▸ **Direction**
Output the entries verbatim, including every line.

▸ **Data supplied**
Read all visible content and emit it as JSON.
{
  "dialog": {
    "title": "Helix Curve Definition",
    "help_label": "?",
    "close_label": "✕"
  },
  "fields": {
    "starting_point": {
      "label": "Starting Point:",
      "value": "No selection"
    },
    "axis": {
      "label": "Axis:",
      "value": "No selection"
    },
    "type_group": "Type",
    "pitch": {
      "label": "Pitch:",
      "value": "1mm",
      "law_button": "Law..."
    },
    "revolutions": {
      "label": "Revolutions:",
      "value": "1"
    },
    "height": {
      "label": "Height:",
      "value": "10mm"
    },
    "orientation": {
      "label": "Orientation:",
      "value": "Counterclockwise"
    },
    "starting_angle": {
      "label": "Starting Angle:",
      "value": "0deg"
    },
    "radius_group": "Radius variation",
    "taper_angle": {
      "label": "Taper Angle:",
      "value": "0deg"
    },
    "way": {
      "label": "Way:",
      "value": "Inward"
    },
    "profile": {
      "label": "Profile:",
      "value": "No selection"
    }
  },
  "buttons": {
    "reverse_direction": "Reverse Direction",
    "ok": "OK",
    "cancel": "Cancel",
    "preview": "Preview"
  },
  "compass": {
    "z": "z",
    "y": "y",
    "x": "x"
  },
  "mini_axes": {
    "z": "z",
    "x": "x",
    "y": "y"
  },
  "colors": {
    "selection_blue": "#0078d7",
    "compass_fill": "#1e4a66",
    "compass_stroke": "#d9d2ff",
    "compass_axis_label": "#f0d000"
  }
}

▸ **Full response**
Read all visible content and emit it as JSON.
{
  "dialog": {
    "title": "Helix Curve Definition",
    "help_label": "?",
    "close_label": "✕"
  },
  "fields": {
    "starting_point": {
      "label": "Starting Point:",
      "value": "No selection"
    },
    "axis": {
      "label": "Axis:",
      "value": "No selection"
    },
    "type_group": "Type",
    "pitch": {
      "label": "Pitch:",
      "value": "1mm",
      "law_button": "Law..."
    },
    "revolutions": {
      "label": "Revolutions:",
      "value": "1"
    },
    "height": {
      "label": "Height:",
      "value": "10mm"
    },
    "orientation": {
      "label": "Orientation:",
      "value": "Counterclockwise"
    },
    "starting_angle": {
      "label": "Starting Angle:",
      "value": "0deg"
    },
    "radius_group": "Radius variation",
    "taper_angle": {
      "label": "Taper Angle:",
      "value": "0deg"
    },
    "way": {
      "label": "Way:",
      "value": "Inward"
    },
    "profile": {
      "label": "Profile:",
      "value": "No selection"
    }
  },
  "buttons": {
    "reverse_direction": "Reverse Direction",
    "ok": "OK",
    "cancel": "Cancel",
    "preview": "Preview"
  },
  "compass": {
    "z": "z",
    "y": "y",
    "x": "x"
  },
  "mini_axes": {
    "z": "z",
    "x": "x",
    "y": "y"
  },
  "colors": {
    "selection_blue": "#0078d7",
    "compass_fill": "#1e4a66",
    "compass_stroke": "#d9d2ff",
    "compass_axis_label": "#f0d000"
  }
}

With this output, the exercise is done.